Dataset excerpts

┏━━

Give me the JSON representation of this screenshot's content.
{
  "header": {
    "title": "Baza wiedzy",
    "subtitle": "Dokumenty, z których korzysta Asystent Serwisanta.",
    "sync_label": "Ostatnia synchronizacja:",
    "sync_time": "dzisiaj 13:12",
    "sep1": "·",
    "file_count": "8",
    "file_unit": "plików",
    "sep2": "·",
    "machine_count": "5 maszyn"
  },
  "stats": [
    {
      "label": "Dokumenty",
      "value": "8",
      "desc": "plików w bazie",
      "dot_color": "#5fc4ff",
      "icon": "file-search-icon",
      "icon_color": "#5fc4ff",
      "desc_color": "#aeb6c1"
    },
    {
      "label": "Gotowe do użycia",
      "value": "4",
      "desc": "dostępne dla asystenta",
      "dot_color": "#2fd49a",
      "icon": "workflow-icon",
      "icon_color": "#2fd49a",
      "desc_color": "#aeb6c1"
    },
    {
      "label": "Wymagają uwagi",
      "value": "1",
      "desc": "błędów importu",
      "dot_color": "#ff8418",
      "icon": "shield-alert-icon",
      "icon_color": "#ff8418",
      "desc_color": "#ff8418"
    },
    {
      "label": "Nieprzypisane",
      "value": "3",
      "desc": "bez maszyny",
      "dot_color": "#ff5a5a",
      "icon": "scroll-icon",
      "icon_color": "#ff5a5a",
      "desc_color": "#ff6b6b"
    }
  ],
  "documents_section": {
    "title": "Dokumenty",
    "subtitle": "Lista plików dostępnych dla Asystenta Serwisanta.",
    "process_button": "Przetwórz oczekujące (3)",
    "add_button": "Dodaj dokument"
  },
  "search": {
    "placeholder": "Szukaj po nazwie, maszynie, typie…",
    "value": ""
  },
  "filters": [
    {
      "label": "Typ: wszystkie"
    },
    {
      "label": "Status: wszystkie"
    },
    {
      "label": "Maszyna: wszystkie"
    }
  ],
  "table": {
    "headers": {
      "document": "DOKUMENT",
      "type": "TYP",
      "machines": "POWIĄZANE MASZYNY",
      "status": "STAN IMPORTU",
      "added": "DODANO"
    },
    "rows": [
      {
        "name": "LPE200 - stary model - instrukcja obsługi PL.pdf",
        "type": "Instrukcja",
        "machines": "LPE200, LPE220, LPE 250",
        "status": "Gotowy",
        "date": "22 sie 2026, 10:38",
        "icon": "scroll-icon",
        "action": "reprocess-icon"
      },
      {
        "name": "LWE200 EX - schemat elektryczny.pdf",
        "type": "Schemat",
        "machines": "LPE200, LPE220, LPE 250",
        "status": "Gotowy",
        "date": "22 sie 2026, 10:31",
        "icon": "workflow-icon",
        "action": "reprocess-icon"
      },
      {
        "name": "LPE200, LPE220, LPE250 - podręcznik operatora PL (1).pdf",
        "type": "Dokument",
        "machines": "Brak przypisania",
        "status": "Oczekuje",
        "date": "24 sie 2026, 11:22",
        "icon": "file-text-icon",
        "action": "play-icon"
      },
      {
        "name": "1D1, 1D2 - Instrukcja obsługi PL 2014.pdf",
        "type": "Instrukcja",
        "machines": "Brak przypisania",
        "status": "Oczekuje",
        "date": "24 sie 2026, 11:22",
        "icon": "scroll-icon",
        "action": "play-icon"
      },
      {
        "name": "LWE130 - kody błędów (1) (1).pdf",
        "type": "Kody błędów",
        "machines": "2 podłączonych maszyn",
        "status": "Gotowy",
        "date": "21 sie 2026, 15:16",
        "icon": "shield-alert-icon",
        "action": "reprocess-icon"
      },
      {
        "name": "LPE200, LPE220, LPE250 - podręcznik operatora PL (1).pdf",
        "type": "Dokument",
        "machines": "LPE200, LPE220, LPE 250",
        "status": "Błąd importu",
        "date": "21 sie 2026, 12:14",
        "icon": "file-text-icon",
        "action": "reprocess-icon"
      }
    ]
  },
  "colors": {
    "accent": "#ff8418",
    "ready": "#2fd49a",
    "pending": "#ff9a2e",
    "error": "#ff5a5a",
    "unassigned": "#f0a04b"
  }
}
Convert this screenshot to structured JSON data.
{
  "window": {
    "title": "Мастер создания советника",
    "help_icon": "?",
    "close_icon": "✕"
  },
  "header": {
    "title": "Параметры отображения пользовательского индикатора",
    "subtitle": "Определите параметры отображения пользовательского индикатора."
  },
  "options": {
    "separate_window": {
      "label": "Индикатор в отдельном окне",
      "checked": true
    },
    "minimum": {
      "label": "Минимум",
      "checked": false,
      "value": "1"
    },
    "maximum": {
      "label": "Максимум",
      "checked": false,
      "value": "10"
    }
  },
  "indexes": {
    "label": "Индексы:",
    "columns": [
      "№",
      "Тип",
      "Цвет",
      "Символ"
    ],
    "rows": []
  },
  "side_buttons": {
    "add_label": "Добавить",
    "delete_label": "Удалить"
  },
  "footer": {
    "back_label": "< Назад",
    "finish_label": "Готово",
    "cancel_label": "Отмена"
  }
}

┗━━

### AIM
Can you reproduce all the material exactly?

### EXERCISE SOLUTION
Give me the JSON representation of this screenshot's content.
{
  "header": {
    "title": "Baza wiedzy",
    "subtitle": "Dokumenty, z których korzysta Asystent Serwisanta.",
    "sync_label": "Ostatnia synchronizacja:",
    "sync_time": "dzisiaj 13:12",
    "sep1": "·",
    "file_count": "8",
    "file_unit": "plików",
    "sep2": "·",
    "machine_count": "5 maszyn"
  },
  "stats": [
    {
      "label": "Dokumenty",
      "value": "8",
      "desc": "plików w bazie",
      "dot_color": "#5fc4ff",
      "icon": "file-search-icon",
      "icon_color": "#5fc4ff",
      "desc_color": "#aeb6c1"
    },
    {
      "label": "Gotowe do użycia",
      "value": "4",
      "desc": "dostępne dla asystenta",
      "dot_color": "#2fd49a",
      "icon": "workflow-icon",
      "icon_color": "#2fd49a",
      "desc_color": "#aeb6c1"
    },
    {
      "label": "Wymagają uwagi",
      "value": "1",
      "desc": "błędów importu",
      "dot_color": "#ff8418",
      "icon": "shield-alert-icon",
      "icon_color": "#ff8418",
      "desc_color": "#ff8418"
    },
    {
      "label": "Nieprzypisane",
      "value": "3",
      "desc": "bez maszyny",
      "dot_color": "#ff5a5a",
      "icon": "scroll-icon",
      "icon_color": "#ff5a5a",
      "desc_color": "#ff6b6b"
    }
  ],
  "documents_section": {
    "title": "Dokumenty",
    "subtitle": "Lista plików dostępnych dla Asystenta Serwisanta.",
    "process_button": "Przetwórz oczekujące (3)",
    "add_button": "Dodaj dokument"
  },
  "search": {
    "placeholder": "Szukaj po nazwie, maszynie, typie…",
    "value": ""
  },
  "filters": [
    {
      "label": "Typ: wszystkie"
    },
    {
      "label": "Status: wszystkie"
    },
    {
      "label": "Maszyna: wszystkie"
    }
  ],
  "table": {
    "headers": {
      "document": "DOKUMENT",
      "type": "TYP",
      "machines": "POWIĄZANE MASZYNY",
      "status": "STAN IMPORTU",
      "added": "DODANO"
    },
    "rows": [
      {
        "name": "LPE200 - stary model - instrukcja obsługi PL.pdf",
        "type": "Instrukcja",
        "machines": "LPE200, LPE220, LPE 250",
        "status": "Gotowy",
        "date": "22 sie 2026, 10:38",
        "icon": "scroll-icon",
        "action": "reprocess-icon"
      },
      {
        "name": "LWE200 EX - schemat elektryczny.pdf",
        "type": "Schemat",
        "machines": "LPE200, LPE220, LPE 250",
        "status": "Gotowy",
        "date": "22 sie 2026, 10:31",
        "icon": "workflow-icon",
        "action": "reprocess-icon"
      },
      {
        "name": "LPE200, LPE220, LPE250 - podręcznik operatora PL (1).pdf",
        "type": "Dokument",
        "machines": "Brak przypisania",
        "status": "Oczekuje",
        "date": "24 sie 2026, 11:22",
        "icon": "file-text-icon",
        "action": "play-icon"
      },
      {
        "name": "1D1, 1D2 - Instrukcja obsługi PL 2014.pdf",
        "type": "Instrukcja",
        "machines": "Brak przypisania",
        "status": "Oczekuje",
        "date": "24 sie 2026, 11:22",
        "icon": "scroll-icon",
        "action": "play-icon"
      },
      {
        "name": "LWE130 - kody błędów (1) (1).pdf",
        "type": "Kody błędów",
        "machines": "2 podłączonych maszyn",
        "status": "Gotowy",
        "date": "21 sie 2026, 15:16",
        "icon": "shield-alert-icon",
        "action": "reprocess-icon"
      },
      {
        "name": "LPE200, LPE220, LPE250 - podręcznik operatora PL (1).pdf",
        "type": "Dokument",
        "machines": "LPE200, LPE220, LPE 250",
        "status": "Błąd importu",
        "date": "21 sie 2026, 12:14",
        "icon": "file-text-icon",
        "action": "reprocess-icon"
      }
    ]
  },
  "colors": {
    "accent": "#ff8418",
    "ready": "#2fd49a",
    "pending": "#ff9a2e",
    "error": "#ff5a5a",
    "unassigned": "#f0a04b"
  }
}
Convert this screenshot to structured JSON data.
{
  "window": {
    "title": "Мастер создания советника",
    "help_icon": "?",
    "close_icon": "✕"
  },
  "header": {
    "title": "Параметры отображения пользовательского индикатора",
    "subtitle": "Определите параметры отображения пользовательского индикатора."
  },
  "options": {
    "separate_window": {
      "label": "Индикатор в отдельном окне",
      "checked": true
    },
    "minimum": {
      "label": "Минимум",
      "checked": false,
      "value": "1"
    },
    "maximum": {
      "label": "Максимум",
      "checked": false,
      "value": "10"
    }
  },
  "indexes": {
    "label": "Индексы:",
    "columns": [
      "№",
      "Тип",
      "Цвет",
      "Символ"
    ],
    "rows": []
  },
  "side_buttons": {
    "add_label": "Добавить",
    "delete_label": "Удалить"
  },
  "footer": {
    "back_label": "< Назад",
    "finish_label": "Готово",
    "cancel_label": "Отмена"
  }
}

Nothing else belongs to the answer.